Data entries
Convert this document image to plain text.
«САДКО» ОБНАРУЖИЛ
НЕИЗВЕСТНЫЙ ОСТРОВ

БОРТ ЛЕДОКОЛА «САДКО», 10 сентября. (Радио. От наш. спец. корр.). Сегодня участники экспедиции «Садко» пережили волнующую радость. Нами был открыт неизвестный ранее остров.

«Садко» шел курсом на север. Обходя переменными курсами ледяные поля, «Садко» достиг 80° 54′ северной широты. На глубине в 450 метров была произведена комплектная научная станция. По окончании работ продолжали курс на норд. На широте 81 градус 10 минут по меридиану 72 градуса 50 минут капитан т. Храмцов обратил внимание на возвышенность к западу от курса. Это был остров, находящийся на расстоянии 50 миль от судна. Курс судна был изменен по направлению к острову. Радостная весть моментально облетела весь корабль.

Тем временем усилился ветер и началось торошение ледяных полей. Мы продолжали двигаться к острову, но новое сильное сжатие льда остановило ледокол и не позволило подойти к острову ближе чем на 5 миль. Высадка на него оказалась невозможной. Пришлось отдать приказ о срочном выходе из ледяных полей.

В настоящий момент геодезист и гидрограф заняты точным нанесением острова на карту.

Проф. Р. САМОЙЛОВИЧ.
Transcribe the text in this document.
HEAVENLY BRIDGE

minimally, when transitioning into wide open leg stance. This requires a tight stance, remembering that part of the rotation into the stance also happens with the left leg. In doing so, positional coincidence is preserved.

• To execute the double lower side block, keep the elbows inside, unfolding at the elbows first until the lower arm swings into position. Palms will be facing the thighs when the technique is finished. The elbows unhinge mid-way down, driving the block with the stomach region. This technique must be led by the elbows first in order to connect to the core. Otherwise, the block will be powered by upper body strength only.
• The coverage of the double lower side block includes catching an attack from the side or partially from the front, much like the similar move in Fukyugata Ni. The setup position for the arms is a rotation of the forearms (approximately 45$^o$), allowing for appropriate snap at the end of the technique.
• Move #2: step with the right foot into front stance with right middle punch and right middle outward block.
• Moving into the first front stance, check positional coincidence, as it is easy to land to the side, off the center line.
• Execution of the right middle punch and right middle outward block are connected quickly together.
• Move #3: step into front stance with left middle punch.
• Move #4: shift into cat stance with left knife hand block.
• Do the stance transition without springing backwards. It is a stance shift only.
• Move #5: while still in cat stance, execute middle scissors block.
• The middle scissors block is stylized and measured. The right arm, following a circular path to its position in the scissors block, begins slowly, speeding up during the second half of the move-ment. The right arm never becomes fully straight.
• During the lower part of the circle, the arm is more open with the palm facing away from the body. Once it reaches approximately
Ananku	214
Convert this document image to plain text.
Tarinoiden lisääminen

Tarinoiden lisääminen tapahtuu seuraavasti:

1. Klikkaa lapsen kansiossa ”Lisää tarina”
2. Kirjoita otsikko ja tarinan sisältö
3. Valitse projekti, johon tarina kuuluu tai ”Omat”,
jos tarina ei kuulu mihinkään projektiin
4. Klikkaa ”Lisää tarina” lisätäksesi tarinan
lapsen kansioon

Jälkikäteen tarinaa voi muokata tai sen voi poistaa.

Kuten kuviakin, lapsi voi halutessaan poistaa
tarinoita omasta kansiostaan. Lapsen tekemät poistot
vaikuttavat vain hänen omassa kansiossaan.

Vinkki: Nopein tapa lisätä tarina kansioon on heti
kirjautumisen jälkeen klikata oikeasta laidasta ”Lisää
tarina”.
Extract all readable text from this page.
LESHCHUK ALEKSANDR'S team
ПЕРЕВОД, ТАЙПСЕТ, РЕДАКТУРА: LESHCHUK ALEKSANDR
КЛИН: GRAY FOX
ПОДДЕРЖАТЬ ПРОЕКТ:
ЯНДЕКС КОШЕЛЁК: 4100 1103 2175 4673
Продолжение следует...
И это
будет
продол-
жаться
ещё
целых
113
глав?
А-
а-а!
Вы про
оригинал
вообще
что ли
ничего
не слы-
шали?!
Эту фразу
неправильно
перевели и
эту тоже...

Task prompt. Filter the records above for "step" and copy every matching line.

Finished answer.
• Move #2: step with the right foot into front stance with right middle punch and right middle outward block.
• Move #3: step into front stance with left middle punch.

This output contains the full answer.